Estratto fornito:
* * *

Azienda ed export: punti di attenzione in ambito doganale
di Guido CalderaroLa lettura dei dati pubblicati a febbraio dall’Istat e riferiti al periodo gennaio-dicembre 2023 mette in evidenza una crescita del 2,5% delle esportazioni italiane (extra UE) in rapporto a quelle rilevate nello stesso periodo del 2022. La maggiore crescita percentuale si apprezza per le merci destinate in Cina (+16,8%) e in India (+7,8%) anche se in termini percentuali rappresentano solo una quota del 3,4% dell’export complessivo.
Un segno positivo, si potrebbe affermare, e che rappresenta uno spunto per analizzare come le imprese italiane si presentino di fronte alle sfide dei mercati internazionali.
Spesso si tratta di imprese che rispondono alle richieste di acquirenti esteri che vengono a fare “shopping” in Italia, senza preoccuparsi di seguire i propri prodotti nei mercati internazionali di destinazione. Le aziende più strutturate si avvalgono di una rete commerciale all’estero (diretta o indiretta) e, quindi, hanno una maggiore propensione, soprattutto nel primo caso, a curare tutti gli aspetti relativi alle esportazioni.
Nella pratica, frequentemente si osserva la disinvoltura con la quale i cedenti nazionali provvedono a concludere transazioni che riguardano proprie merci destinate all’esportazione, trattandole alla stregua di cessioni interne o unionali, trascurando gli aspetti doganali che assumono rilievo in relazione alle differenti conseguenze che possono derivare da tale impostazione.
L’esportazione è uno dei regimi doganali (o customs procedures nella versione inglese) previsti all’articolo 5, par. 1, n. 16 del Regolamento (UE) n. 952/2013 del 9.10.2013 (cd. CDU), per il quale l’esportatore deve vincolare le merci al regime (articoli 158 e 269 CDU) presentando la relativa dichiarazione di esportazione, le merci, nonché eventuali specifiche autorizzazioni o licenze all’ufficio doganale di “esportazione”. Le merci, poi, sono soggette a vigilanza doganale dall’accettazione della dichiarazione, fino a quando non escono dal territorio doganale dell’Unione.
Uno dei primi problemi che si incontrano nelle cessioni all’esportazione è quello della resa applicabile, frequentemente risolta con la scelta dell’lncoterms EXW (franco fabbrica – senza obbligo del venditore di caricare la merce sul veicolo di prelevamento, né di sdoganarla all’esportazione) da cui discende anche l’esigenza di definire chi assume il ruolo di “esportatore” ai fini doganali.
A tal riguardo il Regolamento Del. (UE) 2015/2446 della Commissione del 28.7.2015 (RD), all’articolo 1, par. 1, n. 19) individua come esportatore, nei casi diversi dal privato:
- la persona stabilita nel territorio doganale dell’Unione che ha la facoltà di decidere e ha deciso che le merci devono uscire da tale territorio doganale, o quando non applicabile;
- qualsiasi persona stabilita nel territorio doganale dell’Unione che è parte del contratto in virtù del quale le merci devono uscire da tale territorio doganale.

* * *

Estratto dei dati:
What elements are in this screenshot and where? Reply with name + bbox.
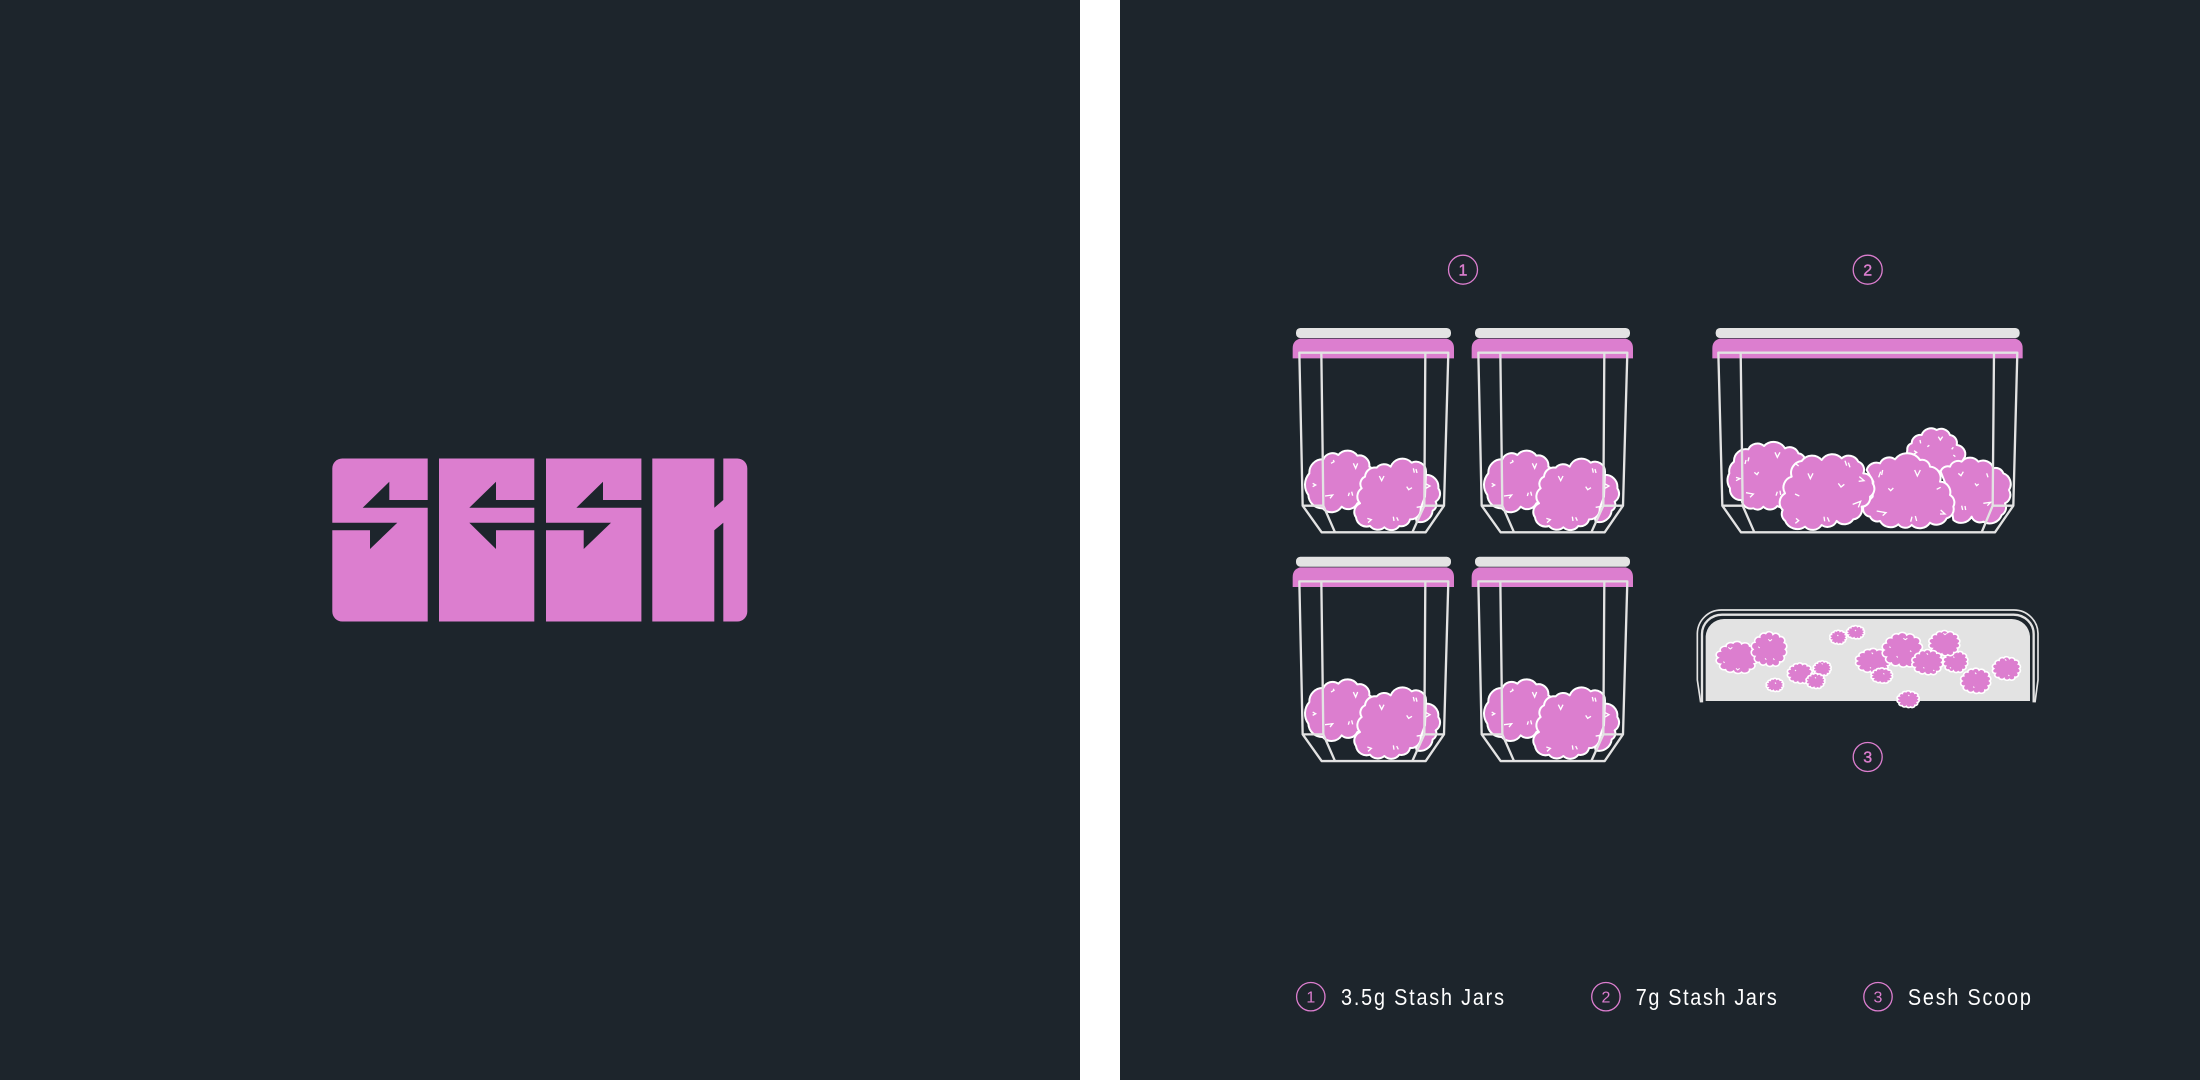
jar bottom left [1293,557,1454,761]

* * *

Consegna 1:
Riproduci dal testo sull'export il passo che va da "Spesso si tratta" fino a "da tale impostazione." compreso.
Consegna 2:
Secondo il testo sull'export, di quale percentuale sono cresciute le esportazioni italiane extra UE nel periodo gennaio-dicembre 2023 rispetto allo stesso periodo del 2022?
Consegna 3:
Prosegui, per favore, il testo sull'export a partire dal punto in cui si interrompe.
Le righe non sono necessarie per svolgere le consegne.

Risposta 1:
Spesso si tratta di imprese che rispondono alle richieste di acquirenti esteri che vengono a fare “shopping” in Italia, senza preoccuparsi di seguire i propri prodotti nei mercati internazionali di destinazione. Le aziende più strutturate si avvalgono di una rete commerciale all’estero (diretta o indiretta) e, quindi, hanno una maggiore propensione, soprattutto nel primo caso, a curare tutti gli aspetti relativi alle esportazioni.
Nella pratica, frequentemente si osserva la disinvoltura con la quale i cedenti nazionali provvedono a concludere transazioni che riguardano proprie merci destinate all’esportazione, trattandole alla stregua di cessioni interne o unionali, trascurando gli aspetti doganali che assumono rilievo in relazione alle differenti conseguenze che possono derivare da tale impostazione.

Risposta 2:
Del 2,5%.

Risposta 3:
È di tutta evidenza che, in entrambe le ipotesi formulate dal regolatore Unionale, un requisito fondamentale è che la persona che agisce in tale ruolo sia stabilita nel territorio doganale dell’Unione, circostanza che si verifica quando una persona fisica abbia la residenza abituale o una persona giuridica o un’associazione di persone, abbiano la propria sede statutaria, l’amministrazione centrale o una stabile organizzazione nel territorio doganale dell’Unione (articolo 5, par. 31, n. 16, CDU).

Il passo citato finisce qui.